━━━━━ RECORDS SUPPLIED ━━━━━
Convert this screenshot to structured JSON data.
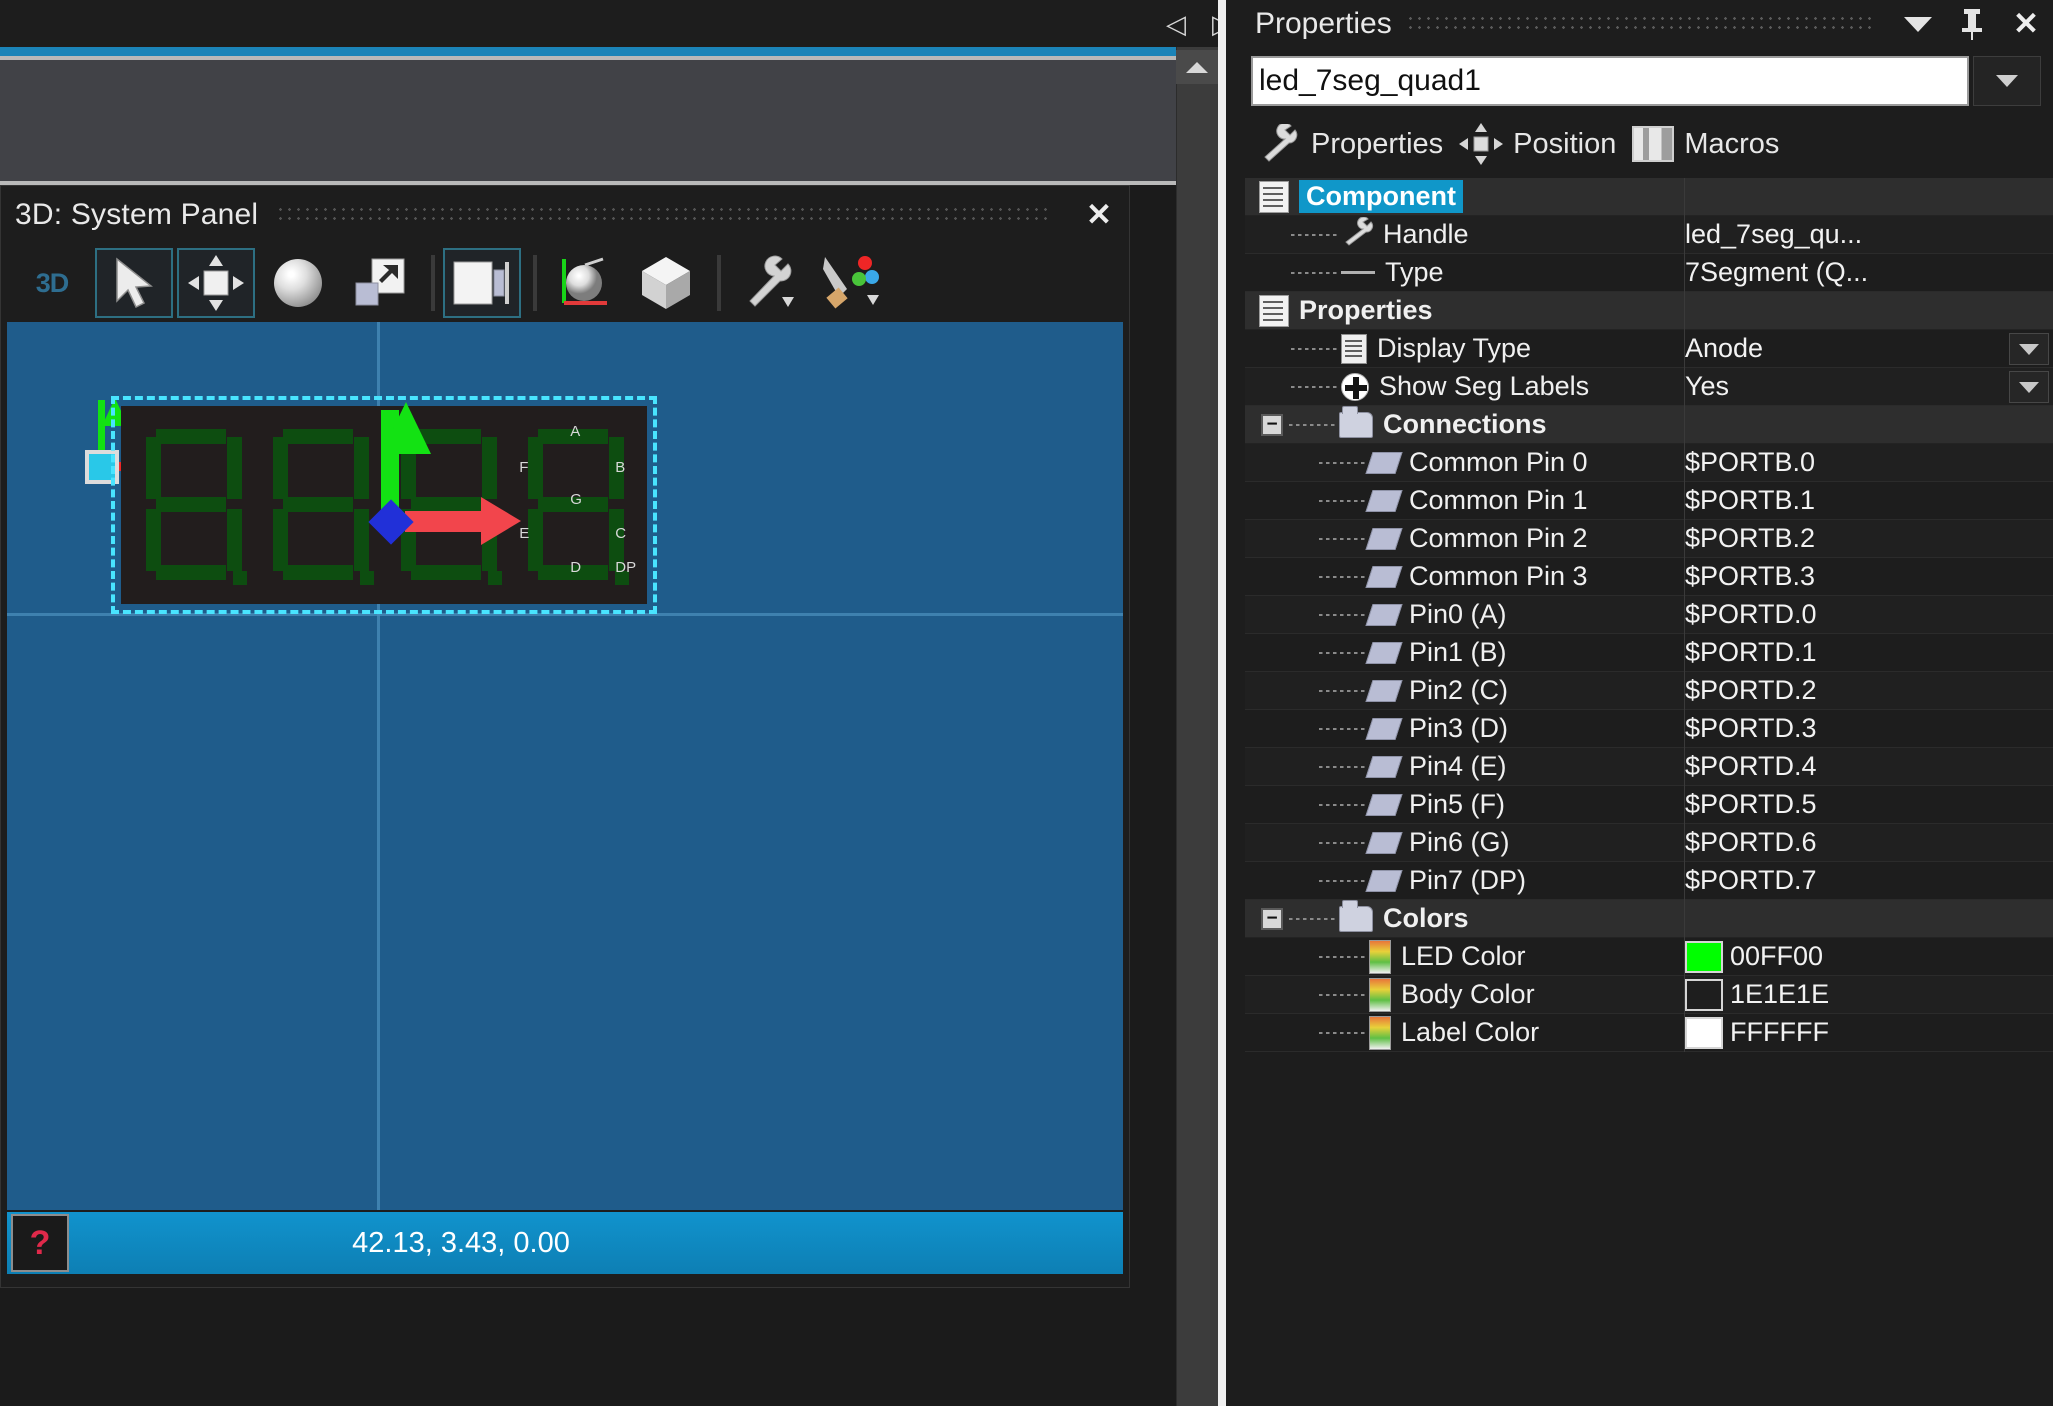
{
  "tab_strip": {
    "prev_arrow": "◁",
    "next_arrow": "▷"
  },
  "panel3d": {
    "title": "3D: System Panel",
    "close_label": "✕",
    "toolbar": {
      "mode_label": "3D",
      "buttons": [
        {
          "name": "select-tool",
          "icon": "arrow-cursor-icon",
          "selected": true
        },
        {
          "name": "move-tool",
          "icon": "move-arrows-icon",
          "selected": true
        },
        {
          "name": "rotate-tool",
          "icon": "sphere-icon",
          "selected": false
        },
        {
          "name": "scale-tool",
          "icon": "scale-icon",
          "selected": false
        },
        {
          "name": "camera-tool",
          "icon": "camera-view-icon",
          "selected": true
        },
        {
          "name": "lighting-tool",
          "icon": "sphere-axes-icon",
          "selected": false
        },
        {
          "name": "shading-tool",
          "icon": "cube-icon",
          "selected": false
        },
        {
          "name": "settings-tool",
          "icon": "wrench-dropdown-icon",
          "selected": false
        },
        {
          "name": "render-tool",
          "icon": "paint-dropdown-icon",
          "selected": false
        }
      ]
    },
    "viewport": {
      "status_coords": "42.13, 3.43, 0.00",
      "help_glyph": "?",
      "component": {
        "digits": 4,
        "segment_labels": [
          "A",
          "F",
          "B",
          "G",
          "E",
          "C",
          "D",
          "DP"
        ]
      }
    }
  },
  "properties_panel": {
    "title": "Properties",
    "title_buttons": [
      "chevron-down",
      "pin",
      "close"
    ],
    "close_label": "✕",
    "pin_label": "⚐",
    "handle_field": {
      "value": "led_7seg_quad1",
      "placeholder": ""
    },
    "tabs": [
      {
        "label": "Properties",
        "icon": "wrench-icon",
        "active": true
      },
      {
        "label": "Position",
        "icon": "move-icon",
        "active": false
      },
      {
        "label": "Macros",
        "icon": "macros-icon",
        "active": false
      }
    ],
    "tree": [
      {
        "kind": "group",
        "label": "Component",
        "value": "",
        "icon": "document-icon",
        "selected": true
      },
      {
        "kind": "item",
        "label": "Handle",
        "value": "led_7seg_qu...",
        "icon": "wrench-small-icon"
      },
      {
        "kind": "item",
        "label": "Type",
        "value": "7Segment (Q...",
        "icon": "line-icon"
      },
      {
        "kind": "group",
        "label": "Properties",
        "value": "",
        "icon": "document-icon"
      },
      {
        "kind": "item",
        "label": "Display Type",
        "value": "Anode",
        "icon": "list-icon",
        "dropdown": true
      },
      {
        "kind": "item",
        "label": "Show Seg Labels",
        "value": "Yes",
        "icon": "plus-circle-icon",
        "dropdown": true
      },
      {
        "kind": "group",
        "label": "Connections",
        "value": "",
        "icon": "folder-icon",
        "expander": "−"
      },
      {
        "kind": "item",
        "label": "Common Pin 0",
        "value": "$PORTB.0",
        "icon": "pin-icon"
      },
      {
        "kind": "item",
        "label": "Common Pin 1",
        "value": "$PORTB.1",
        "icon": "pin-icon"
      },
      {
        "kind": "item",
        "label": "Common Pin 2",
        "value": "$PORTB.2",
        "icon": "pin-icon"
      },
      {
        "kind": "item",
        "label": "Common Pin 3",
        "value": "$PORTB.3",
        "icon": "pin-icon"
      },
      {
        "kind": "item",
        "label": "Pin0 (A)",
        "value": "$PORTD.0",
        "icon": "pin-icon"
      },
      {
        "kind": "item",
        "label": "Pin1 (B)",
        "value": "$PORTD.1",
        "icon": "pin-icon"
      },
      {
        "kind": "item",
        "label": "Pin2 (C)",
        "value": "$PORTD.2",
        "icon": "pin-icon"
      },
      {
        "kind": "item",
        "label": "Pin3 (D)",
        "value": "$PORTD.3",
        "icon": "pin-icon"
      },
      {
        "kind": "item",
        "label": "Pin4 (E)",
        "value": "$PORTD.4",
        "icon": "pin-icon"
      },
      {
        "kind": "item",
        "label": "Pin5 (F)",
        "value": "$PORTD.5",
        "icon": "pin-icon"
      },
      {
        "kind": "item",
        "label": "Pin6 (G)",
        "value": "$PORTD.6",
        "icon": "pin-icon"
      },
      {
        "kind": "item",
        "label": "Pin7 (DP)",
        "value": "$PORTD.7",
        "icon": "pin-icon"
      },
      {
        "kind": "group",
        "label": "Colors",
        "value": "",
        "icon": "folder-icon",
        "expander": "−"
      },
      {
        "kind": "color",
        "label": "LED Color",
        "value": "00FF00",
        "swatch": "#00FF00",
        "icon": "gradient-icon"
      },
      {
        "kind": "color",
        "label": "Body Color",
        "value": "1E1E1E",
        "swatch": "#1E1E1E",
        "icon": "gradient-icon"
      },
      {
        "kind": "color",
        "label": "Label Color",
        "value": "FFFFFF",
        "swatch": "#FFFFFF",
        "icon": "gradient-icon"
      }
    ]
  },
  "colors": {
    "accent_blue": "#1b84b8",
    "viewport_blue": "#1f5c8b",
    "selection_cyan": "#49e4ff",
    "led_green": "#00FF00",
    "body_dark": "#1E1E1E",
    "label_white": "#FFFFFF",
    "status_blue": "#0d7fb4",
    "tree_selected": "#1097c9"
  }
}
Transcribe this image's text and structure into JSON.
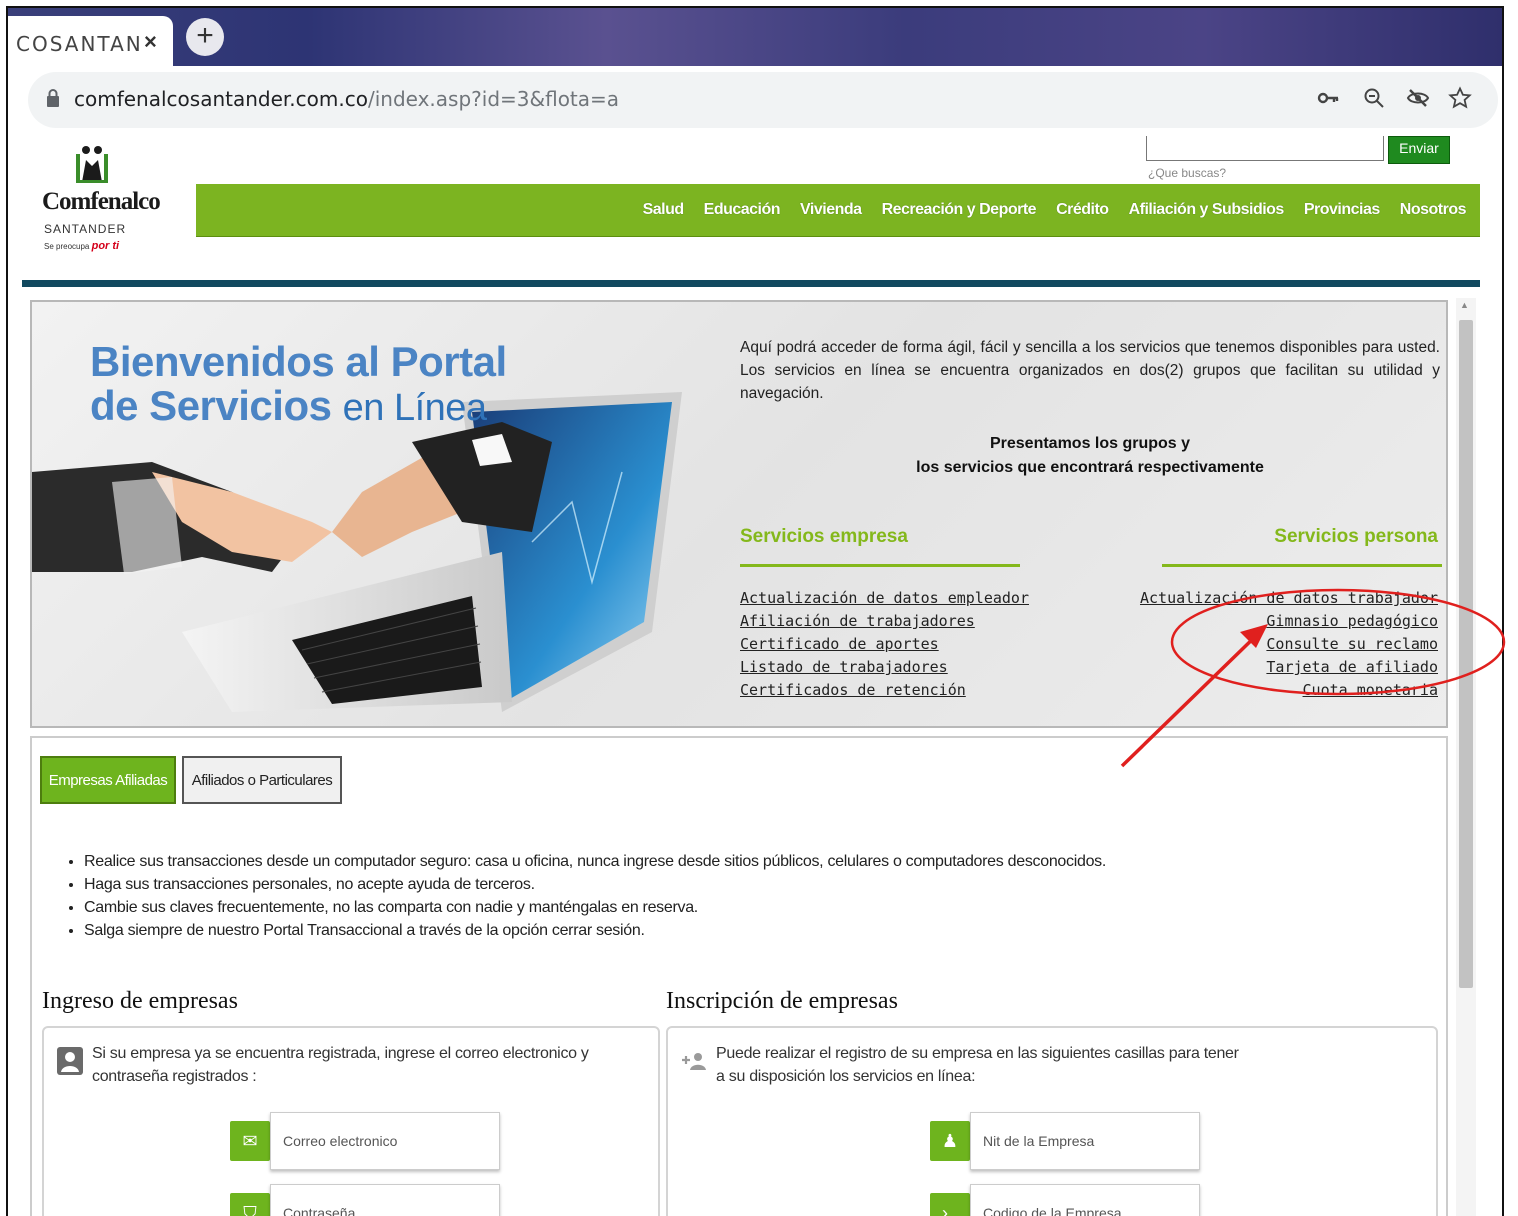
{
  "browser": {
    "tab_title": "COSANTAN",
    "tab_close": "×",
    "new_tab": "+",
    "url_domain": "comfenalcosantander.com.co",
    "url_path": "/index.asp?id=3&flota=a",
    "icons": [
      "key-icon",
      "zoom-icon",
      "eye-off-icon",
      "star-icon"
    ]
  },
  "site": {
    "logo_name": "Comfenalco",
    "logo_sub": "SANTANDER",
    "logo_tagline_start": "Se preocupa",
    "logo_tagline_end": "por ti",
    "search_button": "Enviar",
    "search_hint": "¿Que buscas?",
    "nav": [
      "Salud",
      "Educación",
      "Vivienda",
      "Recreación y Deporte",
      "Crédito",
      "Afiliación y Subsidios",
      "Provincias",
      "Nosotros"
    ],
    "accent_green": "#7cb421",
    "rule_color": "#11495f"
  },
  "banner": {
    "title_line1": "Bienvenidos al Portal",
    "title_line2_bold": "de Servicios",
    "title_line2_light": "en Línea",
    "intro": "Aquí podrá acceder de forma ágil, fácil y sencilla a los servicios que tenemos disponibles para usted. Los servicios en línea se encuentra organizados en dos(2) grupos que facilitan su utilidad y navegación.",
    "present_line1": "Presentamos los grupos y",
    "present_line2": "los servicios que encontrará respectivamente",
    "empresa": {
      "heading": "Servicios empresa",
      "links": [
        "Actualización de datos empleador",
        "Afiliación de trabajadores",
        "Certificado de aportes",
        "Listado de trabajadores",
        "Certificados de retención"
      ]
    },
    "persona": {
      "heading": "Servicios persona",
      "links": [
        "Actualización de datos trabajador",
        "Gimnasio pedagógico",
        "Consulte su reclamo",
        "Tarjeta de afiliado",
        "Cuota monetaria"
      ]
    }
  },
  "panel": {
    "tabs": [
      "Empresas Afiliadas",
      "Afiliados o Particulares"
    ],
    "tips": [
      "Realice sus transacciones desde un computador seguro: casa u oficina, nunca ingrese desde sitios públicos, celulares o computadores desconocidos.",
      "Haga sus transacciones personales, no acepte ayuda de terceros.",
      "Cambie sus claves frecuentemente, no las comparta con nadie y manténgalas en reserva.",
      "Salga siempre de nuestro Portal Transaccional a través de la opción cerrar sesión."
    ],
    "ingreso": {
      "title": "Ingreso de empresas",
      "text_line1": "Si su empresa ya se encuentra registrada, ingrese el correo electronico y",
      "text_line2": "contraseña registrados :",
      "email_placeholder": "Correo electronico",
      "password_placeholder": "Contraseña"
    },
    "inscripcion": {
      "title": "Inscripción de empresas",
      "text_line1": "Puede realizar el registro de su empresa en las siguientes casillas para tener",
      "text_line2": "a su disposición los servicios en línea:",
      "nit_placeholder": "Nit de la Empresa",
      "code_placeholder": "Codigo de la Empresa"
    }
  },
  "annotation_color": "#e0201e"
}
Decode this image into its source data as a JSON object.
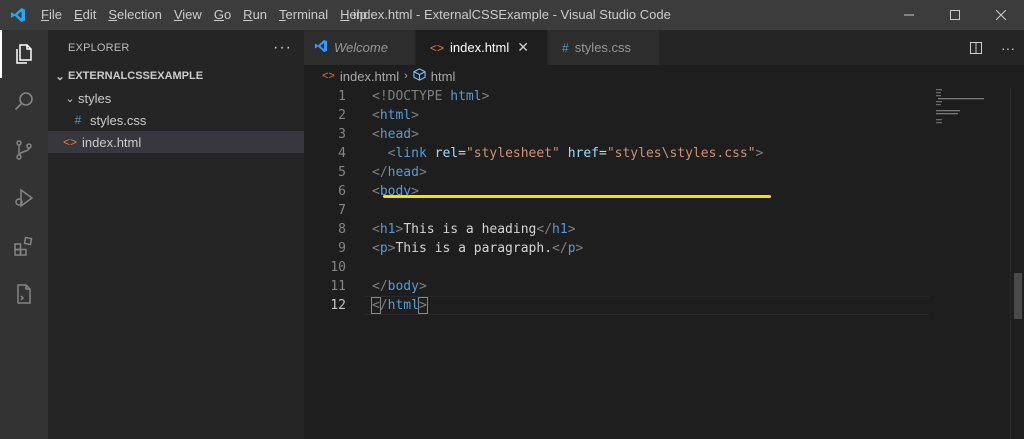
{
  "titlebar": {
    "logo_icon": "vscode-logo",
    "menu": [
      "File",
      "Edit",
      "Selection",
      "View",
      "Go",
      "Run",
      "Terminal",
      "Help"
    ],
    "menu_mnemonic": [
      "F",
      "E",
      "S",
      "V",
      "G",
      "R",
      "T",
      "H"
    ],
    "title": "index.html - ExternalCSSExample - Visual Studio Code"
  },
  "activitybar": {
    "items": [
      "explorer-icon",
      "search-icon",
      "source-control-icon",
      "run-debug-icon",
      "extensions-icon",
      "remote-file-icon"
    ]
  },
  "sidebar": {
    "header": "EXPLORER",
    "more": "···",
    "section": "EXTERNALCSSEXAMPLE",
    "folder": "styles",
    "css_file": "styles.css",
    "css_icon": "#",
    "html_file": "index.html",
    "html_icon": "<>"
  },
  "tabs": [
    {
      "label": "Welcome",
      "icon": "vscode-logo"
    },
    {
      "label": "index.html",
      "icon": "<>",
      "close": "✕"
    },
    {
      "label": "styles.css",
      "icon": "#"
    }
  ],
  "breadcrumb": {
    "file": "index.html",
    "element": "html"
  },
  "editor": {
    "line_numbers": [
      "1",
      "2",
      "3",
      "4",
      "5",
      "6",
      "7",
      "8",
      "9",
      "10",
      "11",
      "12"
    ],
    "current_line": "12",
    "lines": [
      [
        [
          "<!DOCTYPE ",
          "punc"
        ],
        [
          "html",
          "tag"
        ],
        [
          ">",
          "punc"
        ]
      ],
      [
        [
          "<",
          "punc"
        ],
        [
          "html",
          "tag"
        ],
        [
          ">",
          "punc"
        ]
      ],
      [
        [
          "<",
          "punc"
        ],
        [
          "head",
          "tag"
        ],
        [
          ">",
          "punc"
        ]
      ],
      [
        [
          "  <",
          "punc"
        ],
        [
          "link",
          "tag"
        ],
        [
          " ",
          "text"
        ],
        [
          "rel",
          "attr"
        ],
        [
          "=",
          "text"
        ],
        [
          "\"stylesheet\"",
          "str"
        ],
        [
          " ",
          "text"
        ],
        [
          "href",
          "attr"
        ],
        [
          "=",
          "text"
        ],
        [
          "\"styles\\styles.css\"",
          "str"
        ],
        [
          ">",
          "punc"
        ]
      ],
      [
        [
          "</",
          "punc"
        ],
        [
          "head",
          "tag"
        ],
        [
          ">",
          "punc"
        ]
      ],
      [
        [
          "<",
          "punc"
        ],
        [
          "body",
          "tag"
        ],
        [
          ">",
          "punc"
        ]
      ],
      [],
      [
        [
          "<",
          "punc"
        ],
        [
          "h1",
          "tag"
        ],
        [
          ">",
          "punc"
        ],
        [
          "This is a heading",
          "text"
        ],
        [
          "</",
          "punc"
        ],
        [
          "h1",
          "tag"
        ],
        [
          ">",
          "punc"
        ]
      ],
      [
        [
          "<",
          "punc"
        ],
        [
          "p",
          "tag"
        ],
        [
          ">",
          "punc"
        ],
        [
          "This is a paragraph.",
          "text"
        ],
        [
          "</",
          "punc"
        ],
        [
          "p",
          "tag"
        ],
        [
          ">",
          "punc"
        ]
      ],
      [],
      [
        [
          "</",
          "punc"
        ],
        [
          "body",
          "tag"
        ],
        [
          ">",
          "punc"
        ]
      ],
      [
        [
          "<",
          "brk"
        ],
        [
          "/",
          "punc"
        ],
        [
          "html",
          "tag"
        ],
        [
          ">",
          "brk"
        ]
      ]
    ]
  },
  "colors": {
    "annotation": "#f5e100",
    "activity_bar": "#333333",
    "sidebar": "#252526",
    "editor": "#1e1e1e",
    "titlebar": "#3c3c3c"
  }
}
━━━━━
DIRECTION
Using the listing above, gather each line that holds the string "Afiliación" and copy it.

THE ANSWER
      "Afiliación y Subsidios",
        "Afiliación de trabajadores",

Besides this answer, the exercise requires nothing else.